Identify, in the records below, every line where the string "name" appears, and copy each such line.
****************
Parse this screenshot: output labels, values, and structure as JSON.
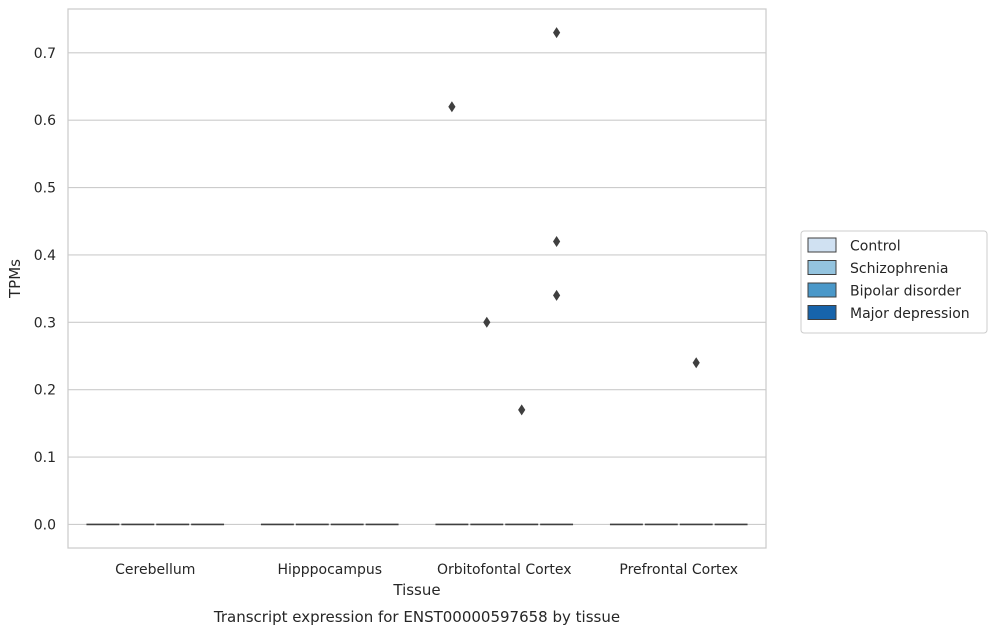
{
  "chart_data": {
    "type": "box",
    "title": "",
    "caption": "Transcript expression for ENST00000597658 by tissue",
    "xlabel": "Tissue",
    "ylabel": "TPMs",
    "ylim": [
      -0.035,
      0.765
    ],
    "yticks": [
      0.0,
      0.1,
      0.2,
      0.3,
      0.4,
      0.5,
      0.6,
      0.7
    ],
    "ytick_labels": [
      "0.0",
      "0.1",
      "0.2",
      "0.3",
      "0.4",
      "0.5",
      "0.6",
      "0.7"
    ],
    "categories": [
      "Cerebellum",
      "Hipppocampus",
      "Orbitofontal Cortex",
      "Prefrontal Cortex"
    ],
    "grid": true,
    "legend_position": "right",
    "series": [
      {
        "name": "Control",
        "color": "#d0e1f2",
        "medians": [
          0.0,
          0.0,
          0.0,
          0.0
        ],
        "outliers": [
          [],
          [],
          [
            0.62
          ],
          []
        ]
      },
      {
        "name": "Schizophrenia",
        "color": "#94c4df",
        "medians": [
          0.0,
          0.0,
          0.0,
          0.0
        ],
        "outliers": [
          [],
          [],
          [
            0.3
          ],
          []
        ]
      },
      {
        "name": "Bipolar disorder",
        "color": "#4a98c9",
        "medians": [
          0.0,
          0.0,
          0.0,
          0.0
        ],
        "outliers": [
          [],
          [],
          [
            0.17
          ],
          [
            0.24
          ]
        ]
      },
      {
        "name": "Major depression",
        "color": "#1764ab",
        "medians": [
          0.0,
          0.0,
          0.0,
          0.0
        ],
        "outliers": [
          [],
          [],
          [
            0.73,
            0.42,
            0.34
          ],
          []
        ]
      }
    ]
  }
}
****************
Output of the exercise:
        "name": "Control",
        "name": "Schizophrenia",
        "name": "Bipolar disorder",
        "name": "Major depression",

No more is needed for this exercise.